#### Task goal
Can you swap every "toggle-knob" in the data for "switch-knob" and return all the lines with nothing else changed?

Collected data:
========================================

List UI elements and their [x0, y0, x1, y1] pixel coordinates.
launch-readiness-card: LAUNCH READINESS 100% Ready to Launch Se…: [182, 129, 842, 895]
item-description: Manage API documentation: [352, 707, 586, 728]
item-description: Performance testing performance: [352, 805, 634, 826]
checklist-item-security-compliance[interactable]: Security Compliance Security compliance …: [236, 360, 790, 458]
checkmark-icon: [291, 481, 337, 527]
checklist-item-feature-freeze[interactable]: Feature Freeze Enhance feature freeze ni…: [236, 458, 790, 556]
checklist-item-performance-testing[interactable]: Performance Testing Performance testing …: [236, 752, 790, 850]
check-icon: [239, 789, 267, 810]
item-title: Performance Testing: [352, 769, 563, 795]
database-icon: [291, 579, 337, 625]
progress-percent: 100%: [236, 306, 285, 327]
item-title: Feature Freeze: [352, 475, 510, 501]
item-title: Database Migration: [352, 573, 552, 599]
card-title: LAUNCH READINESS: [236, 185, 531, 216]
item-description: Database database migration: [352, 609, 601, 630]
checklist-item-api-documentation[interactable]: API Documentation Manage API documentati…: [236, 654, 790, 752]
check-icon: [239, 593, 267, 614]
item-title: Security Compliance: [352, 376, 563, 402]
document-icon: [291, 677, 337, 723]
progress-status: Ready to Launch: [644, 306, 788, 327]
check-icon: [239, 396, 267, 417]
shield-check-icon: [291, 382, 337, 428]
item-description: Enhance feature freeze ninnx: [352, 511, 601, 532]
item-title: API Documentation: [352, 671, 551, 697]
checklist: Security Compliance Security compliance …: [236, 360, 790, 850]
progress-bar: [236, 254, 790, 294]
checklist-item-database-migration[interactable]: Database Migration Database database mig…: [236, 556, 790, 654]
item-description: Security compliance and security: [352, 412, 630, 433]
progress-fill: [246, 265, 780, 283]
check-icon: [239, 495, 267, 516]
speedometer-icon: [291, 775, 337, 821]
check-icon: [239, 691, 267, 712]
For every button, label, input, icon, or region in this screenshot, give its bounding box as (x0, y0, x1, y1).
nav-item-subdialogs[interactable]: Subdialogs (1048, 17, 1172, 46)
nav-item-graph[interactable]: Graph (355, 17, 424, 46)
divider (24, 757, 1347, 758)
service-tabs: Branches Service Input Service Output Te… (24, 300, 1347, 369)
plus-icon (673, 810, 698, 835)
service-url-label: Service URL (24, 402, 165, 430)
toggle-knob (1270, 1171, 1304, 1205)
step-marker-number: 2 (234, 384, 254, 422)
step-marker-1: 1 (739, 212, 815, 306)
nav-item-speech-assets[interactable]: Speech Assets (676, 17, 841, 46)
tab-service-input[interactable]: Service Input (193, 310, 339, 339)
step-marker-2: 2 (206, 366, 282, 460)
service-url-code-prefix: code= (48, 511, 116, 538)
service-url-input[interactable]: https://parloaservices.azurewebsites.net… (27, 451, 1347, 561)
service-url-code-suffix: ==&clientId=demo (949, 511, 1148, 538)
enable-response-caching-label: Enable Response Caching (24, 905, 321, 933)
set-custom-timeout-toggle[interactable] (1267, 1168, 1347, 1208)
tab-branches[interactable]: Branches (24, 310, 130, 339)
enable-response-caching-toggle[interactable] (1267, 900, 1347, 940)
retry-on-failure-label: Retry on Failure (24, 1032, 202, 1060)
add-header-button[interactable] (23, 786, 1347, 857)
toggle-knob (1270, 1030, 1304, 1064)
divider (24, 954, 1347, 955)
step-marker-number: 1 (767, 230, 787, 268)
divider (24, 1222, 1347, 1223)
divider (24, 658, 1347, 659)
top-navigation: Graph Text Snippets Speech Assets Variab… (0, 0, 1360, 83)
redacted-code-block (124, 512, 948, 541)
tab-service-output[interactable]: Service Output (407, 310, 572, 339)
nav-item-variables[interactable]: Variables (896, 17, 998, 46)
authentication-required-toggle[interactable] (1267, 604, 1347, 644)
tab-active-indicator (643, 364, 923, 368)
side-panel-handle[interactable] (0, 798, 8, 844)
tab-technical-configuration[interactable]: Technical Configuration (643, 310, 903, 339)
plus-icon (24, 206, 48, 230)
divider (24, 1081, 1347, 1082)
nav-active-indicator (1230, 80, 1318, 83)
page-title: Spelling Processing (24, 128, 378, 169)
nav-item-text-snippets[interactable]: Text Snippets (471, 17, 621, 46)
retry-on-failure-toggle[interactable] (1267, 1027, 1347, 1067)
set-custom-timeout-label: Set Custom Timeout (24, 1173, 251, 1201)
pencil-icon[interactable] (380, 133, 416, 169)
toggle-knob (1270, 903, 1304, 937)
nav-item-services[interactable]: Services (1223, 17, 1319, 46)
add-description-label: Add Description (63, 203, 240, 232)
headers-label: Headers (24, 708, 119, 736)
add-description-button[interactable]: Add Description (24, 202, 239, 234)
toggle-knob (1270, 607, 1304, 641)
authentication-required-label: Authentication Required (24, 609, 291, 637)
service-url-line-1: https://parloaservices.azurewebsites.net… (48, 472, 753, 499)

========================================

#### Exercise output
List UI elements and their [x0, y0, x1, y1] pixel coordinates.
launch-readiness-card: LAUNCH READINESS 100% Ready to Launch Se…: [182, 129, 842, 895]
item-description: Manage API documentation: [352, 707, 586, 728]
item-description: Performance testing performance: [352, 805, 634, 826]
checklist-item-security-compliance[interactable]: Security Compliance Security compliance …: [236, 360, 790, 458]
checkmark-icon: [291, 481, 337, 527]
checklist-item-feature-freeze[interactable]: Feature Freeze Enhance feature freeze ni…: [236, 458, 790, 556]
checklist-item-performance-testing[interactable]: Performance Testing Performance testing …: [236, 752, 790, 850]
check-icon: [239, 789, 267, 810]
item-title: Performance Testing: [352, 769, 563, 795]
database-icon: [291, 579, 337, 625]
progress-percent: 100%: [236, 306, 285, 327]
item-title: Feature Freeze: [352, 475, 510, 501]
item-title: Database Migration: [352, 573, 552, 599]
card-title: LAUNCH READINESS: [236, 185, 531, 216]
item-description: Database database migration: [352, 609, 601, 630]
checklist-item-api-documentation[interactable]: API Documentation Manage API documentati…: [236, 654, 790, 752]
check-icon: [239, 593, 267, 614]
item-title: Security Compliance: [352, 376, 563, 402]
document-icon: [291, 677, 337, 723]
progress-status: Ready to Launch: [644, 306, 788, 327]
check-icon: [239, 396, 267, 417]
shield-check-icon: [291, 382, 337, 428]
item-description: Enhance feature freeze ninnx: [352, 511, 601, 532]
item-title: API Documentation: [352, 671, 551, 697]
checklist: Security Compliance Security compliance …: [236, 360, 790, 850]
progress-bar: [236, 254, 790, 294]
checklist-item-database-migration[interactable]: Database Migration Database database mig…: [236, 556, 790, 654]
item-description: Security compliance and security: [352, 412, 630, 433]
progress-fill: [246, 265, 780, 283]
check-icon: [239, 495, 267, 516]
speedometer-icon: [291, 775, 337, 821]
check-icon: [239, 691, 267, 712]
For every button, label, input, icon, or region in this screenshot, give its bounding box as (x0, y0, x1, y1).
nav-item-subdialogs[interactable]: Subdialogs (1048, 17, 1172, 46)
nav-item-graph[interactable]: Graph (355, 17, 424, 46)
divider (24, 757, 1347, 758)
service-tabs: Branches Service Input Service Output Te… (24, 300, 1347, 369)
plus-icon (673, 810, 698, 835)
service-url-label: Service URL (24, 402, 165, 430)
switch-knob (1270, 1171, 1304, 1205)
step-marker-number: 2 (234, 384, 254, 422)
step-marker-1: 1 (739, 212, 815, 306)
nav-item-speech-assets[interactable]: Speech Assets (676, 17, 841, 46)
tab-service-input[interactable]: Service Input (193, 310, 339, 339)
step-marker-2: 2 (206, 366, 282, 460)
service-url-code-prefix: code= (48, 511, 116, 538)
service-url-input[interactable]: https://parloaservices.azurewebsites.net… (27, 451, 1347, 561)
service-url-code-suffix: ==&clientId=demo (949, 511, 1148, 538)
enable-response-caching-label: Enable Response Caching (24, 905, 321, 933)
set-custom-timeout-toggle[interactable] (1267, 1168, 1347, 1208)
tab-branches[interactable]: Branches (24, 310, 130, 339)
enable-response-caching-toggle[interactable] (1267, 900, 1347, 940)
retry-on-failure-label: Retry on Failure (24, 1032, 202, 1060)
add-header-button[interactable] (23, 786, 1347, 857)
switch-knob (1270, 1030, 1304, 1064)
divider (24, 954, 1347, 955)
step-marker-number: 1 (767, 230, 787, 268)
divider (24, 1222, 1347, 1223)
divider (24, 658, 1347, 659)
top-navigation: Graph Text Snippets Speech Assets Variab… (0, 0, 1360, 83)
redacted-code-block (124, 512, 948, 541)
tab-service-output[interactable]: Service Output (407, 310, 572, 339)
nav-item-variables[interactable]: Variables (896, 17, 998, 46)
authentication-required-toggle[interactable] (1267, 604, 1347, 644)
tab-active-indicator (643, 364, 923, 368)
side-panel-handle[interactable] (0, 798, 8, 844)
tab-technical-configuration[interactable]: Technical Configuration (643, 310, 903, 339)
plus-icon (24, 206, 48, 230)
divider (24, 1081, 1347, 1082)
nav-active-indicator (1230, 80, 1318, 83)
page-title: Spelling Processing (24, 128, 378, 169)
nav-item-text-snippets[interactable]: Text Snippets (471, 17, 621, 46)
retry-on-failure-toggle[interactable] (1267, 1027, 1347, 1067)
set-custom-timeout-label: Set Custom Timeout (24, 1173, 251, 1201)
pencil-icon[interactable] (380, 133, 416, 169)
switch-knob (1270, 903, 1304, 937)
nav-item-services[interactable]: Services (1223, 17, 1319, 46)
add-description-label: Add Description (63, 203, 240, 232)
headers-label: Headers (24, 708, 119, 736)
add-description-button[interactable]: Add Description (24, 202, 239, 234)
switch-knob (1270, 607, 1304, 641)
authentication-required-label: Authentication Required (24, 609, 291, 637)
service-url-line-1: https://parloaservices.azurewebsites.net… (48, 472, 753, 499)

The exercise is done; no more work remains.